▶ **PROBLEM TO WORK ON**
Retype the complete listing exactly as it appears.

══ DATA SHOWN ══

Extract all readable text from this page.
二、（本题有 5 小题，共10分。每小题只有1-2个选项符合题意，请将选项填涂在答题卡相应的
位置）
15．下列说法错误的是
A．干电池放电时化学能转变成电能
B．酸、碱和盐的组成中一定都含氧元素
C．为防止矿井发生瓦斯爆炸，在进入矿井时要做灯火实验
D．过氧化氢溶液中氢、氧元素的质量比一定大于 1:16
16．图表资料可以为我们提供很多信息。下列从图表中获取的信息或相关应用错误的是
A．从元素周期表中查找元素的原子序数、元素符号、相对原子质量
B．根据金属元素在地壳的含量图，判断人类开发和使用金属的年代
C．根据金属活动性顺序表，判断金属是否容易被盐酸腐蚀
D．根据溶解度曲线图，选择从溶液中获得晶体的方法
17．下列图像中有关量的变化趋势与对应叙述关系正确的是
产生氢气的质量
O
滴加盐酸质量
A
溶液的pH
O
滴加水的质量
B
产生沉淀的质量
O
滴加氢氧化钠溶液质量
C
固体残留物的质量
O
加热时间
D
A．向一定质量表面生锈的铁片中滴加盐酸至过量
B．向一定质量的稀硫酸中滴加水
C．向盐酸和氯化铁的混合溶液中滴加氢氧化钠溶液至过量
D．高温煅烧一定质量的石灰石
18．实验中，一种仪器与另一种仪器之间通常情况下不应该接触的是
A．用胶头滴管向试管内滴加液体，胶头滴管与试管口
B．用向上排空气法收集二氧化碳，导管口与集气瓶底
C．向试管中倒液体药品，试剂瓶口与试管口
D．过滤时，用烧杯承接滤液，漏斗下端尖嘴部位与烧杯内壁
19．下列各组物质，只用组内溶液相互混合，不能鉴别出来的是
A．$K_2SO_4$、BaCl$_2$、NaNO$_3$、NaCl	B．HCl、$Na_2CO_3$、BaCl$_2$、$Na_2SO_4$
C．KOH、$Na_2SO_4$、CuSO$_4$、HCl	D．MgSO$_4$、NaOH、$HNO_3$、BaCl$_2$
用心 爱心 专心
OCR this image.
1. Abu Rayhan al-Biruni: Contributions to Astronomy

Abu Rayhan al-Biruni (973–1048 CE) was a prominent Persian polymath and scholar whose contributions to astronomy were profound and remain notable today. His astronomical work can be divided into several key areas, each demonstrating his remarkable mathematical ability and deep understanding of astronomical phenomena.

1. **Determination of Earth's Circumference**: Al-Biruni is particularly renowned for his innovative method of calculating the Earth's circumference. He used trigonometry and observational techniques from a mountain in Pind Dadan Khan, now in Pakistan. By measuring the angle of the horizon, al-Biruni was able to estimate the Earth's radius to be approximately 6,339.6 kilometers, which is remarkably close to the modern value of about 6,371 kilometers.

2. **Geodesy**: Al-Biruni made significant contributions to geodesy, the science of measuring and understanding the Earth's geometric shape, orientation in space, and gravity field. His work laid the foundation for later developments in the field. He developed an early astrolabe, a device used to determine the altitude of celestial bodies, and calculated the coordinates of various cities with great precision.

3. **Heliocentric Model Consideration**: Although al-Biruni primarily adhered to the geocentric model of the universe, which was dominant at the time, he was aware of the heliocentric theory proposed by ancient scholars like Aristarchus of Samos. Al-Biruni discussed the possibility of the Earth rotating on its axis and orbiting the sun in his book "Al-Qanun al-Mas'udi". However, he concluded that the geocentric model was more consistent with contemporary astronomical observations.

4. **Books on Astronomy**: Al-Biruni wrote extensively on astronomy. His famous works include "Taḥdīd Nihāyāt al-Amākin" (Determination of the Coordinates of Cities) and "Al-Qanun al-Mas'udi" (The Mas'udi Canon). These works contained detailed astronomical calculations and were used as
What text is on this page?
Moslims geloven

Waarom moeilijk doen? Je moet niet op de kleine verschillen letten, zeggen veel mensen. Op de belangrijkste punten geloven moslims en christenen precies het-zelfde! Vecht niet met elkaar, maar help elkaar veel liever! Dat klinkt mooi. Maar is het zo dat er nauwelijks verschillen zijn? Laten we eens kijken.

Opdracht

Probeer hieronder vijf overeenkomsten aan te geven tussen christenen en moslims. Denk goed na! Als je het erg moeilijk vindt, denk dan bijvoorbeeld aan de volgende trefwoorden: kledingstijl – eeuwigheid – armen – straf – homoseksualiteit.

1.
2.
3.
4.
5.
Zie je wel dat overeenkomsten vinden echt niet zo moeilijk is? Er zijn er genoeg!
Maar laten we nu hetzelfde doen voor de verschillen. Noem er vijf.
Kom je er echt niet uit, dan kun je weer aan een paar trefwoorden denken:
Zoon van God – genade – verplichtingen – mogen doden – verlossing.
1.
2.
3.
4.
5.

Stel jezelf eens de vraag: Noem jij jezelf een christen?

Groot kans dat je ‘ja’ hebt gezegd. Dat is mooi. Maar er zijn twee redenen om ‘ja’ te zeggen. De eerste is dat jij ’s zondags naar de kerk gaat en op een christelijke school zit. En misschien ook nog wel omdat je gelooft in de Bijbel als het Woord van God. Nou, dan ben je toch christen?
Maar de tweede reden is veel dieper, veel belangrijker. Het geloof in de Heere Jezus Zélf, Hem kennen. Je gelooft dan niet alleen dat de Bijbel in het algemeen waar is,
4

═══

▶ **ANSWER TO THE TASK**
Extract all readable text from this page.
二、（本题有 5 小题，共10分。每小题只有1-2个选项符合题意，请将选项填涂在答题卡相应的
位置）
15．下列说法错误的是
A．干电池放电时化学能转变成电能
B．酸、碱和盐的组成中一定都含氧元素
C．为防止矿井发生瓦斯爆炸，在进入矿井时要做灯火实验
D．过氧化氢溶液中氢、氧元素的质量比一定大于 1:16
16．图表资料可以为我们提供很多信息。下列从图表中获取的信息或相关应用错误的是
A．从元素周期表中查找元素的原子序数、元素符号、相对原子质量
B．根据金属元素在地壳的含量图，判断人类开发和使用金属的年代
C．根据金属活动性顺序表，判断金属是否容易被盐酸腐蚀
D．根据溶解度曲线图，选择从溶液中获得晶体的方法
17．下列图像中有关量的变化趋势与对应叙述关系正确的是
产生氢气的质量
O
滴加盐酸质量
A
溶液的pH
O
滴加水的质量
B
产生沉淀的质量
O
滴加氢氧化钠溶液质量
C
固体残留物的质量
O
加热时间
D
A．向一定质量表面生锈的铁片中滴加盐酸至过量
B．向一定质量的稀硫酸中滴加水
C．向盐酸和氯化铁的混合溶液中滴加氢氧化钠溶液至过量
D．高温煅烧一定质量的石灰石
18．实验中，一种仪器与另一种仪器之间通常情况下不应该接触的是
A．用胶头滴管向试管内滴加液体，胶头滴管与试管口
B．用向上排空气法收集二氧化碳，导管口与集气瓶底
C．向试管中倒液体药品，试剂瓶口与试管口
D．过滤时，用烧杯承接滤液，漏斗下端尖嘴部位与烧杯内壁
19．下列各组物质，只用组内溶液相互混合，不能鉴别出来的是
A．$K_2SO_4$、BaCl$_2$、NaNO$_3$、NaCl	B．HCl、$Na_2CO_3$、BaCl$_2$、$Na_2SO_4$
C．KOH、$Na_2SO_4$、CuSO$_4$、HCl	D．MgSO$_4$、NaOH、$HNO_3$、BaCl$_2$
用心 爱心 专心
OCR this image.
1. Abu Rayhan al-Biruni: Contributions to Astronomy

Abu Rayhan al-Biruni (973–1048 CE) was a prominent Persian polymath and scholar whose contributions to astronomy were profound and remain notable today. His astronomical work can be divided into several key areas, each demonstrating his remarkable mathematical ability and deep understanding of astronomical phenomena.

1. **Determination of Earth's Circumference**: Al-Biruni is particularly renowned for his innovative method of calculating the Earth's circumference. He used trigonometry and observational techniques from a mountain in Pind Dadan Khan, now in Pakistan. By measuring the angle of the horizon, al-Biruni was able to estimate the Earth's radius to be approximately 6,339.6 kilometers, which is remarkably close to the modern value of about 6,371 kilometers.

2. **Geodesy**: Al-Biruni made significant contributions to geodesy, the science of measuring and understanding the Earth's geometric shape, orientation in space, and gravity field. His work laid the foundation for later developments in the field. He developed an early astrolabe, a device used to determine the altitude of celestial bodies, and calculated the coordinates of various cities with great precision.

3. **Heliocentric Model Consideration**: Although al-Biruni primarily adhered to the geocentric model of the universe, which was dominant at the time, he was aware of the heliocentric theory proposed by ancient scholars like Aristarchus of Samos. Al-Biruni discussed the possibility of the Earth rotating on its axis and orbiting the sun in his book "Al-Qanun al-Mas'udi". However, he concluded that the geocentric model was more consistent with contemporary astronomical observations.

4. **Books on Astronomy**: Al-Biruni wrote extensively on astronomy. His famous works include "Taḥdīd Nihāyāt al-Amākin" (Determination of the Coordinates of Cities) and "Al-Qanun al-Mas'udi" (The Mas'udi Canon). These works contained detailed astronomical calculations and were used as
What text is on this page?
Moslims geloven

Waarom moeilijk doen? Je moet niet op de kleine verschillen letten, zeggen veel mensen. Op de belangrijkste punten geloven moslims en christenen precies het-zelfde! Vecht niet met elkaar, maar help elkaar veel liever! Dat klinkt mooi. Maar is het zo dat er nauwelijks verschillen zijn? Laten we eens kijken.

Opdracht

Probeer hieronder vijf overeenkomsten aan te geven tussen christenen en moslims. Denk goed na! Als je het erg moeilijk vindt, denk dan bijvoorbeeld aan de volgende trefwoorden: kledingstijl – eeuwigheid – armen – straf – homoseksualiteit.

1.
2.
3.
4.
5.
Zie je wel dat overeenkomsten vinden echt niet zo moeilijk is? Er zijn er genoeg!
Maar laten we nu hetzelfde doen voor de verschillen. Noem er vijf.
Kom je er echt niet uit, dan kun je weer aan een paar trefwoorden denken:
Zoon van God – genade – verplichtingen – mogen doden – verlossing.
1.
2.
3.
4.
5.

Stel jezelf eens de vraag: Noem jij jezelf een christen?

Groot kans dat je ‘ja’ hebt gezegd. Dat is mooi. Maar er zijn twee redenen om ‘ja’ te zeggen. De eerste is dat jij ’s zondags naar de kerk gaat en op een christelijke school zit. En misschien ook nog wel omdat je gelooft in de Bijbel als het Woord van God. Nou, dan ben je toch christen?
Maar de tweede reden is veel dieper, veel belangrijker. Het geloof in de Heere Jezus Zélf, Hem kennen. Je gelooft dan niet alleen dat de Bijbel in het algemeen waar is,
4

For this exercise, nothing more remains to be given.